_Page text_
§ §

Forrest Merrill

Profile
- Position: Defensive end

Personal information
- Born: August 15, 1996 (age 29) Willard, Missouri, U.S.
- Listed height: 6 ft 0 in (1.83 m)
- Listed weight: 322 lb (146 kg)

Career information
- High school: Willard
- College: Arkansas State
- NFL draft: 2021: undrafted

Career history
- Los Angeles Chargers (2021–2022); Seattle Seahawks (2023)*; Denver Broncos (2023)*;
- * Offseason or practice squad member only

Awards and highlights
- 2× Second-team All-Sun Belt (2018, 2020);

Career NFL statistics
- Total tackles: 4
- Sacks: 0
- Stats at Pro Football Reference

= Forrest Merrill =

American football player (born 1996)

Forrest Merrill (born August 15, 1996) is an American professional football defensive end. He played college football for Arkansas State.

§ §

_The data_
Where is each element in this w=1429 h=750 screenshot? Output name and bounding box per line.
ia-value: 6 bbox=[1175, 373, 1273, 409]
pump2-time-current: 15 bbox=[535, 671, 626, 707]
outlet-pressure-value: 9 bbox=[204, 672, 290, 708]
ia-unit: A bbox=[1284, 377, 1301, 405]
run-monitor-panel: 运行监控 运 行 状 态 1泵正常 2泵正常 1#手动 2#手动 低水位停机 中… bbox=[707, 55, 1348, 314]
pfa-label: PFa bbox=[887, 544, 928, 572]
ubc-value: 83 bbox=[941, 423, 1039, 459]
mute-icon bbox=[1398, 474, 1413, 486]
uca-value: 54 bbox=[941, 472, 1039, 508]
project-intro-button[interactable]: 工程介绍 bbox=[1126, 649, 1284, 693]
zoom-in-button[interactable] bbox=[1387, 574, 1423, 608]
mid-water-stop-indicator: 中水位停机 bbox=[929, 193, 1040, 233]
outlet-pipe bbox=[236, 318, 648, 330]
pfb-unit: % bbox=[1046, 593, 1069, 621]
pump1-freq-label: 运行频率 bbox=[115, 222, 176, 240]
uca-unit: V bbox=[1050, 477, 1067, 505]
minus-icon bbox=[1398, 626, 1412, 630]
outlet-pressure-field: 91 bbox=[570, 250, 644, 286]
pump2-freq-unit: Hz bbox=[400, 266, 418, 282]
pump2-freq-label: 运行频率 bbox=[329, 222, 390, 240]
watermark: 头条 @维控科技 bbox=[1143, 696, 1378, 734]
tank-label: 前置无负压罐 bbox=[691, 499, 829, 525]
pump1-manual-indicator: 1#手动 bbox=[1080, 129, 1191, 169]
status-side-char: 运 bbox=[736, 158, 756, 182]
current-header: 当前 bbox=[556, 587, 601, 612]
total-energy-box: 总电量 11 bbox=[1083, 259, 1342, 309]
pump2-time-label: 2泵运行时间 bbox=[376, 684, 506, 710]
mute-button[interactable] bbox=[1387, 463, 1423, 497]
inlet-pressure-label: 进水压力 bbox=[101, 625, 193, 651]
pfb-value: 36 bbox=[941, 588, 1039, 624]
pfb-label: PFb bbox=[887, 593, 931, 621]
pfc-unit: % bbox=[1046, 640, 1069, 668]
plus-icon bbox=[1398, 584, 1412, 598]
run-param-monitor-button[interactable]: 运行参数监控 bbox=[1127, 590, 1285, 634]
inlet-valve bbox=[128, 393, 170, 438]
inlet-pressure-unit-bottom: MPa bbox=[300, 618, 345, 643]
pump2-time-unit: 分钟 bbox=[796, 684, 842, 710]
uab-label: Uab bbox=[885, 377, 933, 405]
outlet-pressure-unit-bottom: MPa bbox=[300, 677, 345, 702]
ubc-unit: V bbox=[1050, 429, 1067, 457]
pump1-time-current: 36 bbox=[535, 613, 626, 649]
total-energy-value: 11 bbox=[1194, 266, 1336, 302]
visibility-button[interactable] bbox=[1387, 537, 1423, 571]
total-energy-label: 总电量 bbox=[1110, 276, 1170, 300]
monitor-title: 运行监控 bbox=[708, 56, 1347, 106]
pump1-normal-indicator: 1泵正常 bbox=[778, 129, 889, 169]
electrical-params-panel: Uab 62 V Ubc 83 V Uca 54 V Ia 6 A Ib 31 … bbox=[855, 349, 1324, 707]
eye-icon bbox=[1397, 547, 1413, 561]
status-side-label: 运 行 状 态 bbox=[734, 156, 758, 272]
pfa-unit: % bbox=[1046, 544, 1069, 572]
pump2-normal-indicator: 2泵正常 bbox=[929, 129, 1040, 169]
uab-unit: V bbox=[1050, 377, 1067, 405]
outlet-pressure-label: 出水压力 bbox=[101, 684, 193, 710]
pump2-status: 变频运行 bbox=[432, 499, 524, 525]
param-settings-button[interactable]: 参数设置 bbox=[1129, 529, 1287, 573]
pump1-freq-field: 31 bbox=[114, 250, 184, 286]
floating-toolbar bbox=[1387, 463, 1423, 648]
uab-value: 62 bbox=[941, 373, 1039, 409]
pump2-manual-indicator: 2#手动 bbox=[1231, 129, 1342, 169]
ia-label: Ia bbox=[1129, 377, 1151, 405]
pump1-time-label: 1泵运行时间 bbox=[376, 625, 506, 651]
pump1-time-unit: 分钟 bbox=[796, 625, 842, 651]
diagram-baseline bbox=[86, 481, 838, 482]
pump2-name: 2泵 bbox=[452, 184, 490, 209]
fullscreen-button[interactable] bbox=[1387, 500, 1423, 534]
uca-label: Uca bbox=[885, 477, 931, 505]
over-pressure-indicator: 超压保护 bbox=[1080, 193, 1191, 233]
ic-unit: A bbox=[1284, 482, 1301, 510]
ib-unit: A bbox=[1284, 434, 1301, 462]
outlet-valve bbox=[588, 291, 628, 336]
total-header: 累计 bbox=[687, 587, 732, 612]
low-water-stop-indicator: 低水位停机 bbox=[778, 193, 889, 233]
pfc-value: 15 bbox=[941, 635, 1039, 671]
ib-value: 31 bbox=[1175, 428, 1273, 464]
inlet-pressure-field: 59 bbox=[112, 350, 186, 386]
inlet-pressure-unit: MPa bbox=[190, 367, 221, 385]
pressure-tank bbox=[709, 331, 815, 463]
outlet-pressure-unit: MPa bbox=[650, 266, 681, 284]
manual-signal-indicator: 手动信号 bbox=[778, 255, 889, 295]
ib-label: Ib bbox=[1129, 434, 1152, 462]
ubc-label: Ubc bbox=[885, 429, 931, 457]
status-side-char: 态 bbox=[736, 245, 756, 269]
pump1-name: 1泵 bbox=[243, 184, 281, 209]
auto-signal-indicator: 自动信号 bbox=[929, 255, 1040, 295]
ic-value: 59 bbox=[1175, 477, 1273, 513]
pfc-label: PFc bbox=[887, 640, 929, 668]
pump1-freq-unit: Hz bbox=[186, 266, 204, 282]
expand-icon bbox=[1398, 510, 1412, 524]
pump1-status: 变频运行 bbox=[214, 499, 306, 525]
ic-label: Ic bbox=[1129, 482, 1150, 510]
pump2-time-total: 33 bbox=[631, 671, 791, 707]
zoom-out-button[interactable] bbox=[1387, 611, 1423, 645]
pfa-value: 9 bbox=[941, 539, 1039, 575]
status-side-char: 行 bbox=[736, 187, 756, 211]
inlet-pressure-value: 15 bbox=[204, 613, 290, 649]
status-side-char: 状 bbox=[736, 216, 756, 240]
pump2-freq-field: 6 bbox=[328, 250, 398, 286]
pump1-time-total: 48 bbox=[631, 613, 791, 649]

§ §

_Your tasks_
a) Answer these questions using the Forrest Merrill article:
(i) Where was Forrest Merrill born?
(ii) In which years was he named second-team All-Sun Belt?
(iii) How many total tackles does his NFL record list?
b) Reproduce the Forrest Merrill article word for word, starting from "Awards and highlights" up to and including "for Arkansas State.".
c) Write the next part of the Forrest Merrill article, beginning after its final sentence.

_Answers by task_
a)
(i) Willard, Missouri, U.S.
(ii) 2018 and 2020
(iii) 4

b)
Awards and highlights
- 2× Second-team All-Sun Belt (2018, 2020);

Career NFL statistics
- Total tackles: 4
- Sacks: 0
- Stats at Pro Football Reference

= Forrest Merrill =

American football player (born 1996)

Forrest Merrill (born August 15, 1996) is an American professional football defensive end. He played college football for Arkansas State.

c)
==Professional career==

Pre-draft measurables
| Height | Weight | Arm length | Hand span | 40-yard dash | 10-yard split | 20-yard split | 20-yard shuttle | Three-cone drill | Vertical jump | Broad jump | Bench press |
| 6 ft 0 in (1.83 m) | 322 lb (146 kg) | 32 in (0.81 m) | 9+1⁄4 in (0.23 m) | 5.30 s | 1.83 s | 3.08 s | 4.81 s | 8.24 s | 26.5 in (0.67 m) | 8 ft 5 in (2.57 m) | 36 reps |
All values from Pro Day

===Los Angeles Chargers===
Merrill was signed by the Los Angeles Chargers as an undrafted free agent on May 1, 2021. He made the initial 53-man roster, but was waived on September 1, 2021, and then re-signed to the team's practice squad. Merrill was promoted to the Chargers' active roster on October 4, 2021. He was waived on October 30 and re-signed to the practice squad. He signed a reserve/future contract with the Chargers on January 11, 2022.

On August 15, 2022, Merrill was waived/injured by the Chargers.

===Seattle Seahawks===
On May 15, 2023, Merrill was signed by the Seattle Seahawks. He was released on June 2.

===Denver Broncos===
On August 5, 2023, Merrill signed with the Denver Broncos. He was waived by the team on August 16.